WHAT TO WORK ON:
1. In the car finance extract below, how many open cases were paused for the ruling?
2. Please say whether each statement agrees with the car finance extract below, answering yes or no and quoting the words that decide it. (a) The FCA began its own process on discretionary commission arrangements in 2024. (b) Every claim will receive a payout. (c) The case relates to car loans taken out between 2007 and 2021.

EXTRACT TO READ:
------------------------------------------------

It upheld one of the three claims and stressed that it was still broadly considered “unfair”.

What does it mean for consumers?

Consumers who are concerned that they were not told about commission and think they may have paid too much could therefore still be eligible for compensation.

The Financial Conduct Authority (FCA) watchdog said not all claims will receive payouts however.

The FCA had launched its own process to look at discretionary commission arrangements (DCAs) on motor finance deals in 2024 but had put this on hold until the outcome of the Supreme Court case.

Some 80,000 open cases on this issue were effectively paused for the ruling.

Who is eligible for compensation?

The case specifically relates to people who took out car loans between 2007 and 2021.

Consumer champion Martin Lewis said in a video posted to X that millions of people are still likely to be due payments.

He told Sky News the consultation is “likely to mean 40% of people who got a car finance deal between 2007 and 2021 will be due some form of redress”.

How much could I receive?

------------------------------------------------

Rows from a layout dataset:
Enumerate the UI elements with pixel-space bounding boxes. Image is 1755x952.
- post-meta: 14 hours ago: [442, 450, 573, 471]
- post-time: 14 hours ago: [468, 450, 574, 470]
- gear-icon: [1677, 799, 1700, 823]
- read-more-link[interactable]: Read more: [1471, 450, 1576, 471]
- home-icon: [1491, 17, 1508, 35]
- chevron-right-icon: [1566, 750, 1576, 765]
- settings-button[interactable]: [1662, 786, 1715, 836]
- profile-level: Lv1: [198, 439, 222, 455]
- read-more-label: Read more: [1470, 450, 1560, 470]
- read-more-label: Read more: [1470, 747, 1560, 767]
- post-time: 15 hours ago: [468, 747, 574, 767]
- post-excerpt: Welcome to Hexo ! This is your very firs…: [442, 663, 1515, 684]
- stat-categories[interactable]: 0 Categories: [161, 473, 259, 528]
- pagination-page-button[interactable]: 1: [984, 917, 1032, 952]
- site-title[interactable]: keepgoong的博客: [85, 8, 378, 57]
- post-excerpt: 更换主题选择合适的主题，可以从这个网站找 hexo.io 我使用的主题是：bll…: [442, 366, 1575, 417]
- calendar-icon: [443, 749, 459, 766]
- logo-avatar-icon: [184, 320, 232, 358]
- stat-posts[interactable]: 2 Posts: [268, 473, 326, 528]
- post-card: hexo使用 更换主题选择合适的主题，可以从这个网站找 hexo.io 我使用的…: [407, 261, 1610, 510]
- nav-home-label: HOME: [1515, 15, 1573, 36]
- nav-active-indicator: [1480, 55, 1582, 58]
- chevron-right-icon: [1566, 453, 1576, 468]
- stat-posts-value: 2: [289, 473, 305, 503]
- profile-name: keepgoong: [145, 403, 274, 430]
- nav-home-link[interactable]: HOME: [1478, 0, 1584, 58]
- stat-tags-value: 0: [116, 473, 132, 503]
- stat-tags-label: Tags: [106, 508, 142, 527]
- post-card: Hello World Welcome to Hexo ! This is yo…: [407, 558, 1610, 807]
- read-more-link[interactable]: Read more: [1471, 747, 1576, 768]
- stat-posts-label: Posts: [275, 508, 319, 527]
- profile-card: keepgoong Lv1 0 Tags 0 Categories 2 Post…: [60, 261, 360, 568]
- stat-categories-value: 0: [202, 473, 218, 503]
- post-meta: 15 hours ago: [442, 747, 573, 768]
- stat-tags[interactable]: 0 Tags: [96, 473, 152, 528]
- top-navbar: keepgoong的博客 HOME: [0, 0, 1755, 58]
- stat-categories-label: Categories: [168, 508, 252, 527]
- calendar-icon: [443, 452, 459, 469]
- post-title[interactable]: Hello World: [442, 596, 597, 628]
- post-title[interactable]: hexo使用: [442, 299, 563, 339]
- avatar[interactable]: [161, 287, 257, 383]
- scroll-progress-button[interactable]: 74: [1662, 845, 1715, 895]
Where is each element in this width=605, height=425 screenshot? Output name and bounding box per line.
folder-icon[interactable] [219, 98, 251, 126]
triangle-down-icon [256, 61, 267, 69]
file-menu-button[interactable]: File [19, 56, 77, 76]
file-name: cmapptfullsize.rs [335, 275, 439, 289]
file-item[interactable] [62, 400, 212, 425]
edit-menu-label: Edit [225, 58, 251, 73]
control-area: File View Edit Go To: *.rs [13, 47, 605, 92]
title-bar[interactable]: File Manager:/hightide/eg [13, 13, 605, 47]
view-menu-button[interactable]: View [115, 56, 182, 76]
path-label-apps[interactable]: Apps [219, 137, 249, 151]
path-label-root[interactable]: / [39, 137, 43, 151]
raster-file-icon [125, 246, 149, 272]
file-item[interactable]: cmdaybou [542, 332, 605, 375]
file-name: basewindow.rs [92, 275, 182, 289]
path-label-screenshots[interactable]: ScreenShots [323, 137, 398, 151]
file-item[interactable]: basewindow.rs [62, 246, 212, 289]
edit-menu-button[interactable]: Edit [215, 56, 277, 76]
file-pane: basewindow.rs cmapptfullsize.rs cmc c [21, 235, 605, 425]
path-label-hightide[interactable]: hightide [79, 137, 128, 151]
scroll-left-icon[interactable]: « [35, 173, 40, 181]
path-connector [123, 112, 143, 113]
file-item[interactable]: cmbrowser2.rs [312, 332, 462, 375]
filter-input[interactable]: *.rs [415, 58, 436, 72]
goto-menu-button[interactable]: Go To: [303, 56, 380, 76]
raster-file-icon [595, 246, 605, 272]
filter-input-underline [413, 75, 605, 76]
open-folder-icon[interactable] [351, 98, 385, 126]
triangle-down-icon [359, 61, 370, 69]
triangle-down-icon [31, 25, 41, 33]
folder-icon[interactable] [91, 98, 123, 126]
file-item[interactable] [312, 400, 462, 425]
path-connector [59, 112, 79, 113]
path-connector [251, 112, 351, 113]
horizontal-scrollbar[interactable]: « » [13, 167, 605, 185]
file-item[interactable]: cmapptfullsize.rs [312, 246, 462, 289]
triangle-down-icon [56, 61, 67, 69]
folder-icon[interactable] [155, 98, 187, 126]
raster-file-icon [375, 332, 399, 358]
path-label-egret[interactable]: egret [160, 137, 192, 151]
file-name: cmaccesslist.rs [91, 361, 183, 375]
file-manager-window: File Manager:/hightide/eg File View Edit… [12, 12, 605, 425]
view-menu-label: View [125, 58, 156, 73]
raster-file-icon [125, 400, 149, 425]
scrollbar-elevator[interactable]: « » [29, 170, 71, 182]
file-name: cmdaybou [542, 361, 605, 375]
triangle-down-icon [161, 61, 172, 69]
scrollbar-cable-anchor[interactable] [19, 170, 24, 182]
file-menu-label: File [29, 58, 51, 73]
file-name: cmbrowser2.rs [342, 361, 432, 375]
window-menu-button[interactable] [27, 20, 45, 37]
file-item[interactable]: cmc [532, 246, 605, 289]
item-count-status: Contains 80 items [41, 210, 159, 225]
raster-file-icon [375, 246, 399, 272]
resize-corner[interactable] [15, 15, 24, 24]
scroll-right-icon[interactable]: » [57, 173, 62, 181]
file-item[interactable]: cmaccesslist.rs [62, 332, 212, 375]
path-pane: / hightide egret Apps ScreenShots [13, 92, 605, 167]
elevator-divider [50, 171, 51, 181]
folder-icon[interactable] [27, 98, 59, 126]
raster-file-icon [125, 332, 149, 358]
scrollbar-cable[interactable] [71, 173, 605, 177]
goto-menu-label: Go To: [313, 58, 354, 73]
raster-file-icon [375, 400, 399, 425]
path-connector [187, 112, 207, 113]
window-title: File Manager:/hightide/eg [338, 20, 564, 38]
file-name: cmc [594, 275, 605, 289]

------------------------------------------------

SOLUTION SET:
1. Some 80,000 open cases.

2.
(a) Yes: "The FCA had launched its own process to look at discretionary commission arrangements (DCAs) on motor finance deals in 2024"
(b) No: "not all claims will receive payouts"
(c) Yes: "people who took out car loans between 2007 and 2021"